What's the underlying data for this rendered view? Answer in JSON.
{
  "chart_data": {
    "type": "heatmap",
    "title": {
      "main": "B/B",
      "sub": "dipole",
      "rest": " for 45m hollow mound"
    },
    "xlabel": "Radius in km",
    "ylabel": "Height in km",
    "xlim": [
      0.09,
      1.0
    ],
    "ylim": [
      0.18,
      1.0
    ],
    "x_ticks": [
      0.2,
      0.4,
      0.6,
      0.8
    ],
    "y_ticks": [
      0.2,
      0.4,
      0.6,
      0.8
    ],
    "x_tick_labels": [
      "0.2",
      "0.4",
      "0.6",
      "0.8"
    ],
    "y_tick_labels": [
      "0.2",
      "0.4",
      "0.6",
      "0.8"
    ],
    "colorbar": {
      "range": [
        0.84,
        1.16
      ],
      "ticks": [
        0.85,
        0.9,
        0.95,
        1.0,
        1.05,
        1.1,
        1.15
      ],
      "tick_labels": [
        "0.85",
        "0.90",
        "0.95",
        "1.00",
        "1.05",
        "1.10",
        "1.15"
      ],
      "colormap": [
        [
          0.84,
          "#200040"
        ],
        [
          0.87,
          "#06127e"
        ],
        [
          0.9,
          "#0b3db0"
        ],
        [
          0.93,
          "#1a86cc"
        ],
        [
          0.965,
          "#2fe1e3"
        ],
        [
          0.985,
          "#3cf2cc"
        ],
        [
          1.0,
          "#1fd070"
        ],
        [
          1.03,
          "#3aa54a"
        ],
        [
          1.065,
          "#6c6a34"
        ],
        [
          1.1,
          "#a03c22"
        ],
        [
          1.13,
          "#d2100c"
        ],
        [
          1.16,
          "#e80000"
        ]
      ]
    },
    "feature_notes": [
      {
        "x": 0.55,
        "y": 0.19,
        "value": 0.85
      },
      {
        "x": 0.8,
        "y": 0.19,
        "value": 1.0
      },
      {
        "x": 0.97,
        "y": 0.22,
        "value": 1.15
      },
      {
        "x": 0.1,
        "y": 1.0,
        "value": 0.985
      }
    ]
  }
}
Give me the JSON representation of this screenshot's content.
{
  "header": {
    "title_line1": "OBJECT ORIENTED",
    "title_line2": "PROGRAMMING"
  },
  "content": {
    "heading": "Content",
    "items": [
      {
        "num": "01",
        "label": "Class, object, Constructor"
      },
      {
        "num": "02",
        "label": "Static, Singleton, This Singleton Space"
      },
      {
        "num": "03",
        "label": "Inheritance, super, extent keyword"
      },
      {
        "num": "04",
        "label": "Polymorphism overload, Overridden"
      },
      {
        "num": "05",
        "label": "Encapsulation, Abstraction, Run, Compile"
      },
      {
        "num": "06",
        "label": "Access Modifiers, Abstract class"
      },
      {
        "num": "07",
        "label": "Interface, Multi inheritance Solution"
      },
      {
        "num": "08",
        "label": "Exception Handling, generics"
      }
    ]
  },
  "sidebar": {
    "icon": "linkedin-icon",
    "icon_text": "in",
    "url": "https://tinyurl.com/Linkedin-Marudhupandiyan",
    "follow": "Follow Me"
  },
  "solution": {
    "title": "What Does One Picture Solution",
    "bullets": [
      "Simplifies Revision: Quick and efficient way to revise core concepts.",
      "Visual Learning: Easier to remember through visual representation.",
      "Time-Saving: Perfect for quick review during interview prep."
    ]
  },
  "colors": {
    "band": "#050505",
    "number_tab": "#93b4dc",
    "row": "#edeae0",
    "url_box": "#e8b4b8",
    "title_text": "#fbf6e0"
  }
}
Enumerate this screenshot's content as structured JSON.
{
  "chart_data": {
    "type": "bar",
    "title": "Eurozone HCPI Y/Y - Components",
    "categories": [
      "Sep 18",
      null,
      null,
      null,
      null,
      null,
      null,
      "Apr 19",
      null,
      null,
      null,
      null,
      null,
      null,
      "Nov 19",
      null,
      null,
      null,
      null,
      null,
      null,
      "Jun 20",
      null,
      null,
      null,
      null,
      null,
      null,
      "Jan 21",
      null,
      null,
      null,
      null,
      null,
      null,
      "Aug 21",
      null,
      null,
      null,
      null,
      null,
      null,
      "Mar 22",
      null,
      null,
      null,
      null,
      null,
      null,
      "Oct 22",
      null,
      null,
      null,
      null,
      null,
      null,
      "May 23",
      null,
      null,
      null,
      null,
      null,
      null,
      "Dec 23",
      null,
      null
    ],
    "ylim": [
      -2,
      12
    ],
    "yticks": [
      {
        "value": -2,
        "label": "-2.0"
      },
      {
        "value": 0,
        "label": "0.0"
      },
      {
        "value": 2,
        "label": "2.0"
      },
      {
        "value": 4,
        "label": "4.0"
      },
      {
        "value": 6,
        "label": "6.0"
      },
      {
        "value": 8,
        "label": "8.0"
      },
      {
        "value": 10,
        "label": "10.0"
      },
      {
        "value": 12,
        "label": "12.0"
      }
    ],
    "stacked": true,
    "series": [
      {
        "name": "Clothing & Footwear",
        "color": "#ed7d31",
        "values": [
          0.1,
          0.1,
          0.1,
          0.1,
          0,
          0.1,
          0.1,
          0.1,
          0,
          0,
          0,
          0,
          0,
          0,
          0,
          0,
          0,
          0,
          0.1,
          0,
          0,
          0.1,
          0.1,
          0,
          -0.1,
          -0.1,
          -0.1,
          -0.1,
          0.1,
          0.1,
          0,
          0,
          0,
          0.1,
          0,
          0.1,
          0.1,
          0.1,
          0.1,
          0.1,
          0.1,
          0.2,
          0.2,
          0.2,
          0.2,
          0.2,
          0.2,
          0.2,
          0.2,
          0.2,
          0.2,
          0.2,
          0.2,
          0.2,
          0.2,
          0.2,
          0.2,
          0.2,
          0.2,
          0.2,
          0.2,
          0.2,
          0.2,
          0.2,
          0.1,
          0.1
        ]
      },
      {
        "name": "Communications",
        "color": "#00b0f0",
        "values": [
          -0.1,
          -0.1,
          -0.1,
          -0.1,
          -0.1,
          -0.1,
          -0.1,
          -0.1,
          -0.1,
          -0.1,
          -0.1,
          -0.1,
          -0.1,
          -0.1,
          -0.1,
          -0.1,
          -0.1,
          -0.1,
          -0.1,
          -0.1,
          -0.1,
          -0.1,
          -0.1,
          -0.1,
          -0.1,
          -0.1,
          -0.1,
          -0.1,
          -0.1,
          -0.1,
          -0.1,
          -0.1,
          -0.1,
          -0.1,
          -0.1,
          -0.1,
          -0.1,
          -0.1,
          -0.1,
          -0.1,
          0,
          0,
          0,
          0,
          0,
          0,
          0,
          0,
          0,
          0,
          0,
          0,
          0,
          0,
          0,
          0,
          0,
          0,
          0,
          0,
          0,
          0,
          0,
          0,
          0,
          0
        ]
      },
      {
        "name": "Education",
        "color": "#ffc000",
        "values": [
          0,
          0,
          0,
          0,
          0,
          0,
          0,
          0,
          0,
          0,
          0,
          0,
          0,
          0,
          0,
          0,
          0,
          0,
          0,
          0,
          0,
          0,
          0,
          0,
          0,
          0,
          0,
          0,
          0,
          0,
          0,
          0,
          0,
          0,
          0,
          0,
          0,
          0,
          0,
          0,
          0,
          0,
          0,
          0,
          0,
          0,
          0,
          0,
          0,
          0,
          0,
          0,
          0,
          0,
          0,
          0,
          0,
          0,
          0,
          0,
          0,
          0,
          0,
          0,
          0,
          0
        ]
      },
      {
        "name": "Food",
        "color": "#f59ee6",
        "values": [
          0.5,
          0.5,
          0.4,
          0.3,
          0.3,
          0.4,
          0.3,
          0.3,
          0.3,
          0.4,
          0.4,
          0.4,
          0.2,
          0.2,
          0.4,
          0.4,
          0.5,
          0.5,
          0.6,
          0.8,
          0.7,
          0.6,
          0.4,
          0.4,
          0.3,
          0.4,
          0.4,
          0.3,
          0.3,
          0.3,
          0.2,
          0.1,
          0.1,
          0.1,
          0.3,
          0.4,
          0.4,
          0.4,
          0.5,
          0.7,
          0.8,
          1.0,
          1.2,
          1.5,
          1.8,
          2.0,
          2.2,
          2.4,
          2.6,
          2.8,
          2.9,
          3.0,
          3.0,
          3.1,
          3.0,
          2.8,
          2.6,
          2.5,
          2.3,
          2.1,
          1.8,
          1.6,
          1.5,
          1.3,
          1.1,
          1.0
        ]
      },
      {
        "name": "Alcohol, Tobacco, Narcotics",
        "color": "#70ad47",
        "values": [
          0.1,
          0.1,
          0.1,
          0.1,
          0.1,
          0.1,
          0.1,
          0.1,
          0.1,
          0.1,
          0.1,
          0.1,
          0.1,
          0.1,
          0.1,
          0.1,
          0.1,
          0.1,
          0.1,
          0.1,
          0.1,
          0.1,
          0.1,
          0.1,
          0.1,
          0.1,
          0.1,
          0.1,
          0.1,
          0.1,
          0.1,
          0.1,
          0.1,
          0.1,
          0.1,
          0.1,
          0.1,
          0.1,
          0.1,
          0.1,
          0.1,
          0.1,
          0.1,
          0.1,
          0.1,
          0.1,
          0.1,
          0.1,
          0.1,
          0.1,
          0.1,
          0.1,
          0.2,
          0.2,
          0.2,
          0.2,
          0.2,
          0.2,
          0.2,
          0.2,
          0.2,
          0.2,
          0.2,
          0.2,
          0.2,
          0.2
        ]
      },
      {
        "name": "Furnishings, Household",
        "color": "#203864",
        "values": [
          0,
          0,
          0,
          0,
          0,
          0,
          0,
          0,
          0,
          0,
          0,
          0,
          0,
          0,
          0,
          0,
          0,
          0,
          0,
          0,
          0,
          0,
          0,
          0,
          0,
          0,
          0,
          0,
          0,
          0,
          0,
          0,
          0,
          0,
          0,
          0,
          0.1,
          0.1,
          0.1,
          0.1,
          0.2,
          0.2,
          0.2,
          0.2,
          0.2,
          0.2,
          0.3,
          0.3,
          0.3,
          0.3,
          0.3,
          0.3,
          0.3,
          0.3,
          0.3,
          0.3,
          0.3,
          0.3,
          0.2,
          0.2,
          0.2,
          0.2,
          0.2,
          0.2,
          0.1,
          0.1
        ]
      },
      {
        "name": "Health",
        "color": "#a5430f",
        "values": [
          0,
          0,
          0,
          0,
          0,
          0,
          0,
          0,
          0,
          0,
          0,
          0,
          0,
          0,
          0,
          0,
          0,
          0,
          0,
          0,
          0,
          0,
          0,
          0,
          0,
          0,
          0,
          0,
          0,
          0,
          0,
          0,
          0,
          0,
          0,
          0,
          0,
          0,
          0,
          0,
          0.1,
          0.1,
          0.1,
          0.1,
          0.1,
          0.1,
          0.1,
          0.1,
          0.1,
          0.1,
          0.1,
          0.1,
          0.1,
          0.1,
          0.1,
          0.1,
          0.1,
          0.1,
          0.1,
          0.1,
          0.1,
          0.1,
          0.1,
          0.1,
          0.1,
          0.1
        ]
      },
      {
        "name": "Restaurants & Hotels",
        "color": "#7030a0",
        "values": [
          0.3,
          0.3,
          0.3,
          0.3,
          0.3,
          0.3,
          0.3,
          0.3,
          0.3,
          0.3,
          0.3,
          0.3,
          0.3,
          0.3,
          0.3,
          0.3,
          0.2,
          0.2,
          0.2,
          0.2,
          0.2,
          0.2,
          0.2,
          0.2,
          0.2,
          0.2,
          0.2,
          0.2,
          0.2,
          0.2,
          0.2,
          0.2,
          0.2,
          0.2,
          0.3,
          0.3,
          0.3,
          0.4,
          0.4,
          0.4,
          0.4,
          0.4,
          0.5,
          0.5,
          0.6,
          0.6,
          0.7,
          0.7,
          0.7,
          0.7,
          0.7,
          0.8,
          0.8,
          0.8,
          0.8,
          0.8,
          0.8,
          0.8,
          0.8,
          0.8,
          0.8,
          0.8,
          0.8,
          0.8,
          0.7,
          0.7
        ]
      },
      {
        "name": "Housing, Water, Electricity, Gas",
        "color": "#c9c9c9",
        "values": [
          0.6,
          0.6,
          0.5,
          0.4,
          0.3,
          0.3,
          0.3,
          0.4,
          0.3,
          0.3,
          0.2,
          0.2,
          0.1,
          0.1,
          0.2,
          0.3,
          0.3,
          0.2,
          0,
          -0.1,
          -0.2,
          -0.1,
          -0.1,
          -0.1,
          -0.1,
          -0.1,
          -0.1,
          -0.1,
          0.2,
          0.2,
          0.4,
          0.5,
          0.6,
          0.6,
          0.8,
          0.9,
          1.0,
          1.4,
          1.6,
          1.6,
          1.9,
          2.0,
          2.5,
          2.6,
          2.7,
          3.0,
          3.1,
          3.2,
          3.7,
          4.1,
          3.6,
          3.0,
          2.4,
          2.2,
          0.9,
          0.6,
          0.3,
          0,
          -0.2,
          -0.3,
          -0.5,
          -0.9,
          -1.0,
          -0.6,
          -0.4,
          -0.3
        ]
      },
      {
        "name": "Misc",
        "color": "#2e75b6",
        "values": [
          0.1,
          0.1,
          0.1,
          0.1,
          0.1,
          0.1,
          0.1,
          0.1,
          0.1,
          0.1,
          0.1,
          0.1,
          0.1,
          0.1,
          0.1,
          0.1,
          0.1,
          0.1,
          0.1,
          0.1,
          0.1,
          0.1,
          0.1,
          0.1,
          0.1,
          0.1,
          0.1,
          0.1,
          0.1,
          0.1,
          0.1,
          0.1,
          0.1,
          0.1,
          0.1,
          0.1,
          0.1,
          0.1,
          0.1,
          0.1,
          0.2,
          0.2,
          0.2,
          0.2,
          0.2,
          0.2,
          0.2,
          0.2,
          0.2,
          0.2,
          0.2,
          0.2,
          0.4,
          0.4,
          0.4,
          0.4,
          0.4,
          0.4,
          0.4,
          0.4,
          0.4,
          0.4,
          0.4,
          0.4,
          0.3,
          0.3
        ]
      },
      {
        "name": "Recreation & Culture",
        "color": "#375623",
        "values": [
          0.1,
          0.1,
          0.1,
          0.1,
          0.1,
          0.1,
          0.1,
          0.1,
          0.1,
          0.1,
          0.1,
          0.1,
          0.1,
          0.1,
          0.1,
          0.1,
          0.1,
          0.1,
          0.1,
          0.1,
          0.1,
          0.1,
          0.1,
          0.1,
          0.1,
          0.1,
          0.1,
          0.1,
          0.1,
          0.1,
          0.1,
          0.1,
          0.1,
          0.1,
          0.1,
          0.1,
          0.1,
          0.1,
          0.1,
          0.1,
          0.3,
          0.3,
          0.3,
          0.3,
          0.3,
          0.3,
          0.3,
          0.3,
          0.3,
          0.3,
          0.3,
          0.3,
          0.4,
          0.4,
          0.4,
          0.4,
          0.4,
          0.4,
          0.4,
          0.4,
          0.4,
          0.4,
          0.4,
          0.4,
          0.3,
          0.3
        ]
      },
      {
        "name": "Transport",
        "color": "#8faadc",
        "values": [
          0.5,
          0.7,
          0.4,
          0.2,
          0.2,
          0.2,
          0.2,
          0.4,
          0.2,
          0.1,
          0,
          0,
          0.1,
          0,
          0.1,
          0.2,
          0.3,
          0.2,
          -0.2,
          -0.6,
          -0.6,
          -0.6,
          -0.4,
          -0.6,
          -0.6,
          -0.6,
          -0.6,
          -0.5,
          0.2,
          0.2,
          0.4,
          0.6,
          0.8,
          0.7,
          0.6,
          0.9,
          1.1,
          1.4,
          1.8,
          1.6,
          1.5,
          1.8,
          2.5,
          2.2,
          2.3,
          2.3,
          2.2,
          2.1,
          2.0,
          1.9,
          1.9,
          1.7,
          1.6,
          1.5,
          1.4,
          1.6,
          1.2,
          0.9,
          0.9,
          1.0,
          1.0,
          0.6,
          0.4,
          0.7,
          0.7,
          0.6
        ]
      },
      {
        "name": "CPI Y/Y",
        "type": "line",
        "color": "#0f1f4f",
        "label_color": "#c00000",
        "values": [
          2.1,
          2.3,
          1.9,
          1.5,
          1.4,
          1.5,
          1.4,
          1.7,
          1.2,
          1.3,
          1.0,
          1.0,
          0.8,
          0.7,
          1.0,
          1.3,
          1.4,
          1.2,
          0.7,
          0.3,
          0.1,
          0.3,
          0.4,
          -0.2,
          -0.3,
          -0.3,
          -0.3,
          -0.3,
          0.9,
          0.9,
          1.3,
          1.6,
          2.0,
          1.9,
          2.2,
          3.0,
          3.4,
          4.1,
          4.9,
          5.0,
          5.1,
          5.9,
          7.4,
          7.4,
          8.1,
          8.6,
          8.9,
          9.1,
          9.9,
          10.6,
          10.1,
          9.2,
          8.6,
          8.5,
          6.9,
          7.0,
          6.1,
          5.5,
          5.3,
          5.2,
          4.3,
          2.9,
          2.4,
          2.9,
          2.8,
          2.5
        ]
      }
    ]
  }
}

Given request: Look through the data and gather every line with the string "screenshot" in it.

Completed exercise:
Give me the JSON representation of this screenshot's content.
Enumerate this screenshot's content as structured JSON.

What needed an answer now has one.